§ **RECORDS FOR THIS TASK**
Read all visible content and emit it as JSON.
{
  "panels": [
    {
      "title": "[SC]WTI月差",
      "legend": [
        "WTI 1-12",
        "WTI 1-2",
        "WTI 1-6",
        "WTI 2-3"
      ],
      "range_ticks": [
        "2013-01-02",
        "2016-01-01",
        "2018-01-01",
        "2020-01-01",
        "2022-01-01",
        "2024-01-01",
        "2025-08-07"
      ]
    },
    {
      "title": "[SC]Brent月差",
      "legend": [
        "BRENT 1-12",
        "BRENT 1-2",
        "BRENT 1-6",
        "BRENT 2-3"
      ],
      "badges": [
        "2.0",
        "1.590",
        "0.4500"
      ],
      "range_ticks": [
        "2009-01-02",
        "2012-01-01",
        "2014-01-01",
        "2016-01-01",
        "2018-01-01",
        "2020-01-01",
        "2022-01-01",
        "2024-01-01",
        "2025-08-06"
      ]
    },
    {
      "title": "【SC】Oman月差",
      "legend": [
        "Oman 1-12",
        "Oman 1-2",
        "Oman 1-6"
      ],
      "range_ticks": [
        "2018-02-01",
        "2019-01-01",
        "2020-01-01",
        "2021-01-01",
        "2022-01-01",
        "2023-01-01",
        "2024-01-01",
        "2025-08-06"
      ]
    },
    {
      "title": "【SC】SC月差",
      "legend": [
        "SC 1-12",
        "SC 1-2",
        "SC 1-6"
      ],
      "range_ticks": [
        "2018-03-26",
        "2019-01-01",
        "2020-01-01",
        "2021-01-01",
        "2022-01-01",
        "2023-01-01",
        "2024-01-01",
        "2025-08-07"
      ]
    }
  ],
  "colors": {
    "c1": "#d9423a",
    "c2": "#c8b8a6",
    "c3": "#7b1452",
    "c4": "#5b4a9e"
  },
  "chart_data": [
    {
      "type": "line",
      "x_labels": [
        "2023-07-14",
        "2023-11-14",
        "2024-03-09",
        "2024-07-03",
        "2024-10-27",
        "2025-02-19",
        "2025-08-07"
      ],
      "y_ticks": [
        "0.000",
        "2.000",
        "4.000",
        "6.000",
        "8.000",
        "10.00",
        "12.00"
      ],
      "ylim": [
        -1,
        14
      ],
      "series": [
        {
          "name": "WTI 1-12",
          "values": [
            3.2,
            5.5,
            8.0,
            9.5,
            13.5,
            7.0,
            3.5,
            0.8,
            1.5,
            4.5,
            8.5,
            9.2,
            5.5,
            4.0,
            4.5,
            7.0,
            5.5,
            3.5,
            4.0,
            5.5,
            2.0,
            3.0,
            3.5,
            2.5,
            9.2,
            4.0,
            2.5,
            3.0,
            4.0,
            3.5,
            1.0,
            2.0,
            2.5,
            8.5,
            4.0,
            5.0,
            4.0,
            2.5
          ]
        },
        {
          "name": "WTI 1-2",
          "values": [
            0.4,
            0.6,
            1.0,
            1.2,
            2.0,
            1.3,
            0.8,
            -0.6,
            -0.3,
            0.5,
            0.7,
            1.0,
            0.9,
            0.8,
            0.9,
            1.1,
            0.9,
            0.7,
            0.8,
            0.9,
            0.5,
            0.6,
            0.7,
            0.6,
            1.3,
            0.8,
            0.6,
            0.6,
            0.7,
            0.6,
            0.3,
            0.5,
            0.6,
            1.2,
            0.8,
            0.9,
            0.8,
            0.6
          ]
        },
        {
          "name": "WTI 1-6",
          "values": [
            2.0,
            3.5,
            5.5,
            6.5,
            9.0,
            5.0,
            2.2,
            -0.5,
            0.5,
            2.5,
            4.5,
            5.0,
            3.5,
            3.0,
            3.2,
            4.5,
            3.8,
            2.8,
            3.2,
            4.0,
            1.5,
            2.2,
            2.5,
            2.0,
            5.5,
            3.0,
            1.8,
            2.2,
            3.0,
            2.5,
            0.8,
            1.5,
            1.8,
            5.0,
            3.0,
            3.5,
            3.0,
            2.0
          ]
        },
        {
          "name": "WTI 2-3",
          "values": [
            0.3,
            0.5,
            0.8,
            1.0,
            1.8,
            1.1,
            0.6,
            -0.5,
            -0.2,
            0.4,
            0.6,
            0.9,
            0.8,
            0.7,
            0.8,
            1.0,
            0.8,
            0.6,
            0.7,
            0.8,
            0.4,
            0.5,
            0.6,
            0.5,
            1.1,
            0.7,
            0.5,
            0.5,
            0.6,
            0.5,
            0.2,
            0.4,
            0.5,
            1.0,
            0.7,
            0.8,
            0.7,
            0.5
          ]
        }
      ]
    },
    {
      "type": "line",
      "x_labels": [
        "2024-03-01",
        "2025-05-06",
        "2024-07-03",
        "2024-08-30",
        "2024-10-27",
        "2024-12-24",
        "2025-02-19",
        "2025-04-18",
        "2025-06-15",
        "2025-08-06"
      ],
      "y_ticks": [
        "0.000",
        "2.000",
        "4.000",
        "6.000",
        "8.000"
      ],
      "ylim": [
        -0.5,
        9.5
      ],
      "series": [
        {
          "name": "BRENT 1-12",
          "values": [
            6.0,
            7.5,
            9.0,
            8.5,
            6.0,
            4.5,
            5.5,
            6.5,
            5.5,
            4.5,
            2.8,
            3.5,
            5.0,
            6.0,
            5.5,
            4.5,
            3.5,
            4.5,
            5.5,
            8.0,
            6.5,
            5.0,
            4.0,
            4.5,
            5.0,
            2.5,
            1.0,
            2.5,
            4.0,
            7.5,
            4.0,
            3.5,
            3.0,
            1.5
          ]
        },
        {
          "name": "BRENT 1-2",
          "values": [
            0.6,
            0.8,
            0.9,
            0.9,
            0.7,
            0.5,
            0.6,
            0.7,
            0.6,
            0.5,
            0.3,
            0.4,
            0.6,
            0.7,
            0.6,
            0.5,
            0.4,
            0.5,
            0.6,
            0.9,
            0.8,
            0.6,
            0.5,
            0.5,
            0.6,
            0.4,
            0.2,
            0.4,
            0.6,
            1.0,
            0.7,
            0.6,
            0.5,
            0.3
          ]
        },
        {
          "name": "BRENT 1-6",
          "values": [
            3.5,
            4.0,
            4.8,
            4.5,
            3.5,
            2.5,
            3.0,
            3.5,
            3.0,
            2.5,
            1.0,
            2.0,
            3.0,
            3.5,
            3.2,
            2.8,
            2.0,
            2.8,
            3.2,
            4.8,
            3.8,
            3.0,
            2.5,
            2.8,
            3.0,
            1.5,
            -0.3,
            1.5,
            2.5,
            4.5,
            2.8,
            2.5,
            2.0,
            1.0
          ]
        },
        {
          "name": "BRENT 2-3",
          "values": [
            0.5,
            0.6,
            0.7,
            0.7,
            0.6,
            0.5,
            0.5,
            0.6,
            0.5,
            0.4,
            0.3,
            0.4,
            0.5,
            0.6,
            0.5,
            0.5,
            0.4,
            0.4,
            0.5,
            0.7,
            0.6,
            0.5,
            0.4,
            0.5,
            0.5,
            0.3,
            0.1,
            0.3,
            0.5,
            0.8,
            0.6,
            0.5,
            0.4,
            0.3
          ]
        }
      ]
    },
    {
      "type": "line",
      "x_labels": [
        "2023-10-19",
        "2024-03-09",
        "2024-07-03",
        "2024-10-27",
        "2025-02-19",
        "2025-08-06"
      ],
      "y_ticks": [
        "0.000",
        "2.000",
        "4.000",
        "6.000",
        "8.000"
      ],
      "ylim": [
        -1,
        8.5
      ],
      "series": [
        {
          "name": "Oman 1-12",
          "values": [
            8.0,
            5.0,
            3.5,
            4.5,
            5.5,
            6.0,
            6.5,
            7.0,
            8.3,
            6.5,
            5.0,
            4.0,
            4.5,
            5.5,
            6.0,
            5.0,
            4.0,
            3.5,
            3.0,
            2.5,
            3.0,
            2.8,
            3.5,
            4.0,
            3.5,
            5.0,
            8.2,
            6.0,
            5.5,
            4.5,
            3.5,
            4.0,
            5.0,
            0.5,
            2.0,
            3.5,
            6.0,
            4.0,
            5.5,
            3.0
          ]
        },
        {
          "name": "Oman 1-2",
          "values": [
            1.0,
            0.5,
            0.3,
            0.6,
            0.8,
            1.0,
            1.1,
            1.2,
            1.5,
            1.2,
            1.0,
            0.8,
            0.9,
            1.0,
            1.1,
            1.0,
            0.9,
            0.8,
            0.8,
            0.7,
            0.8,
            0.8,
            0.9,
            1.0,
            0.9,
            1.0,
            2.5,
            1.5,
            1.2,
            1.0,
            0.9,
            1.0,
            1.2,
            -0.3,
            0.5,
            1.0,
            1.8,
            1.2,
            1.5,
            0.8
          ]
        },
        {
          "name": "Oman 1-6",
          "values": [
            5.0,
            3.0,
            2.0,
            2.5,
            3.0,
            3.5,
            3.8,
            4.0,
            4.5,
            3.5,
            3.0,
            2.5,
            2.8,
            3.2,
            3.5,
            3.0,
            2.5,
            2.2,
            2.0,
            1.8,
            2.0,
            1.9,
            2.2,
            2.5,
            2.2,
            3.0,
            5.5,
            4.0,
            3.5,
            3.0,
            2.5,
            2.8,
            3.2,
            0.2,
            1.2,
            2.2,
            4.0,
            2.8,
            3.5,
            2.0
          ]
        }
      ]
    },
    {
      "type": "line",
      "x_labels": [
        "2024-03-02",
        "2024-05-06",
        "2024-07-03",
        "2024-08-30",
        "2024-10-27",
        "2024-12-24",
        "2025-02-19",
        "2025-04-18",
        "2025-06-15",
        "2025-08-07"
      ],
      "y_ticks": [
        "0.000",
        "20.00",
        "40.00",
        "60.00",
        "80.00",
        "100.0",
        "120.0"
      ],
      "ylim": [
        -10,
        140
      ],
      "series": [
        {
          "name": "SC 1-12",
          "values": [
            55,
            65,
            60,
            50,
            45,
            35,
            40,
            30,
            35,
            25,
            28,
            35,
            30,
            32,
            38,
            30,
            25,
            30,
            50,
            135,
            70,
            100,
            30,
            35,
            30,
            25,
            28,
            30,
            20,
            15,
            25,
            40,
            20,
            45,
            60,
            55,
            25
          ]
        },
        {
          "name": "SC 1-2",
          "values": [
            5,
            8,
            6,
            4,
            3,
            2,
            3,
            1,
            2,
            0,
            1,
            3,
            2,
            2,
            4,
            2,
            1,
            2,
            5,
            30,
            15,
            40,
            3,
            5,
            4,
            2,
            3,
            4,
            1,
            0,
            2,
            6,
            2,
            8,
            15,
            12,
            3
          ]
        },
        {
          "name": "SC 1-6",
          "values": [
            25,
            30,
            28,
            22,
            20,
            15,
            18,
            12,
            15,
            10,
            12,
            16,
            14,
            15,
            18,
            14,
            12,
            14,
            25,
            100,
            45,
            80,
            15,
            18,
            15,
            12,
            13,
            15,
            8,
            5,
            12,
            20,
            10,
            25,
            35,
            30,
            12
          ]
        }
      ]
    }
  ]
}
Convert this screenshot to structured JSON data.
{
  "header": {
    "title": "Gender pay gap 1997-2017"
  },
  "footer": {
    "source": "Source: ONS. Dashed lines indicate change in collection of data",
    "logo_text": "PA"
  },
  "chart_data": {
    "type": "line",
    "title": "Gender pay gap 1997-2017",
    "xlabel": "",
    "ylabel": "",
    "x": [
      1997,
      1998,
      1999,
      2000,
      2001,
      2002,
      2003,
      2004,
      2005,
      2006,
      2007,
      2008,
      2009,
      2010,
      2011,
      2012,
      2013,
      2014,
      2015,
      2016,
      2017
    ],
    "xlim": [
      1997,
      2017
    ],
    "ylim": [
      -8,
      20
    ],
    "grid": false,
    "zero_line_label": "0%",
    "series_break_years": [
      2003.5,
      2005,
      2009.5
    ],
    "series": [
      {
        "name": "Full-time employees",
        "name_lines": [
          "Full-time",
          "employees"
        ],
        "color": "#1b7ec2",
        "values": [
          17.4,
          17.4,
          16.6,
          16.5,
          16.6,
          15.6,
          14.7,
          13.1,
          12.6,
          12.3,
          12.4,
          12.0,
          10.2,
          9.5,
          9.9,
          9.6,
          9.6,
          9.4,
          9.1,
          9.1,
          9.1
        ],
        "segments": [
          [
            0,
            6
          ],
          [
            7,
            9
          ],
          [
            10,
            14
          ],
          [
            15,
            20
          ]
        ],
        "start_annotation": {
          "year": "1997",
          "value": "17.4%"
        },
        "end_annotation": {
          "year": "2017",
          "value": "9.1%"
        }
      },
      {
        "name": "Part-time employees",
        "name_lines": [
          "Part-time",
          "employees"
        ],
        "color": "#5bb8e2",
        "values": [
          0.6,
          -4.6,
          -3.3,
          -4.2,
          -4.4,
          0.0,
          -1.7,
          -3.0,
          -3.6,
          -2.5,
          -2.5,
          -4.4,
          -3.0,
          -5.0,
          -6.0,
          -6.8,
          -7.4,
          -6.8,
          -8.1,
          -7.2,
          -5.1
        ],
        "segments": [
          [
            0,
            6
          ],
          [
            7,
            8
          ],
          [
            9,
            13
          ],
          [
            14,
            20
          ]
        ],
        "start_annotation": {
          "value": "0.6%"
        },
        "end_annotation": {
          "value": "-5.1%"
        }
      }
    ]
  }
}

§ **REQUIREMENTS**
Copy out every line in the entries above that holds "title".

§ **EXPECTED OUTPUT**
      "title": "[SC]WTI月差",
      "title": "[SC]Brent月差",
      "title": "【SC】Oman月差",
      "title": "【SC】SC月差",
    "title": "Gender pay gap 1997-2017"
    "title": "Gender pay gap 1997-2017",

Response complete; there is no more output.